**STATED GOAL**
In the material below, identify each line bearing the word "Split". Reproduce those lines.

Start RECORDS TO PROCESS

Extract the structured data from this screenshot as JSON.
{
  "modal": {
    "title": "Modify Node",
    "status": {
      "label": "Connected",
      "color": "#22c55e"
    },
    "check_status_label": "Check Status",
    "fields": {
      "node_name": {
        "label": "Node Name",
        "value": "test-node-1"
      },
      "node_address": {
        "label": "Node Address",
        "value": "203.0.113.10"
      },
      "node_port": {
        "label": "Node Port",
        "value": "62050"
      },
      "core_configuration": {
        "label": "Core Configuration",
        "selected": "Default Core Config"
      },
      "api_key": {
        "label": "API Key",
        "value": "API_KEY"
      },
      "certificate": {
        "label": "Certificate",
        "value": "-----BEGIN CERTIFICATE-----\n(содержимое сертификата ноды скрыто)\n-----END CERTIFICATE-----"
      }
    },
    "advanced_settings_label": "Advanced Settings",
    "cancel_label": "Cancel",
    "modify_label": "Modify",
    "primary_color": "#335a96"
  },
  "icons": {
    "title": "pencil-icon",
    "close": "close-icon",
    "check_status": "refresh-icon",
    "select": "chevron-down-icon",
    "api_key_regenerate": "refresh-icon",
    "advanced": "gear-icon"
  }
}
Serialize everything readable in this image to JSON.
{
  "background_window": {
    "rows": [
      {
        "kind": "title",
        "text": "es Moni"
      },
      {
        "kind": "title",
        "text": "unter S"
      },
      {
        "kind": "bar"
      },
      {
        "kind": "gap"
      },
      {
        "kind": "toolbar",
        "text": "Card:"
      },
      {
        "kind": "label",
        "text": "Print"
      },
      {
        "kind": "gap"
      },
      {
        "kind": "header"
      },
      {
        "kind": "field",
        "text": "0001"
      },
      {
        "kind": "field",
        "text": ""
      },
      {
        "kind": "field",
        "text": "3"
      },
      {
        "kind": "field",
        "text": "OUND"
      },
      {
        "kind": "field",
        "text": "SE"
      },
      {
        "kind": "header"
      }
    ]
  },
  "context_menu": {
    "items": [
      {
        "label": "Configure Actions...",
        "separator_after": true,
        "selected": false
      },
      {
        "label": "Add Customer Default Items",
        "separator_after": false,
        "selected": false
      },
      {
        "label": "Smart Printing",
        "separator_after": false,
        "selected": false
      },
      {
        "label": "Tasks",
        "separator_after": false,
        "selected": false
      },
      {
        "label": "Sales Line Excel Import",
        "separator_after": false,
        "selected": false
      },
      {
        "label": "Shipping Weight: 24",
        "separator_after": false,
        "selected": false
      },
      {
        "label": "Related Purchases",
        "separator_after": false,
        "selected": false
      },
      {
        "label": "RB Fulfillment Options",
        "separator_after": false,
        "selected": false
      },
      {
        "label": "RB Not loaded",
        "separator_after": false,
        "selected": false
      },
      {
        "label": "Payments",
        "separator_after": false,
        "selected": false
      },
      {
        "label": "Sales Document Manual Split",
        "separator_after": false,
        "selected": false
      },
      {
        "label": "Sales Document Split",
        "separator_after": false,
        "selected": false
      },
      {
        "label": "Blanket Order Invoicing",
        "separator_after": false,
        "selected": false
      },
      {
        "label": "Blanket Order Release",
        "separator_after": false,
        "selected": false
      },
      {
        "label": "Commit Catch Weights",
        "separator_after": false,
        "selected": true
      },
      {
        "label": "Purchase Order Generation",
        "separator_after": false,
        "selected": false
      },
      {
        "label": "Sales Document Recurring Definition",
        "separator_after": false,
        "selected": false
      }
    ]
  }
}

End RECORDS TO PROCESS

**SOLUTION TO THE EXERCISE**
        "label": "Sales Document Manual Split",
        "label": "Sales Document Split",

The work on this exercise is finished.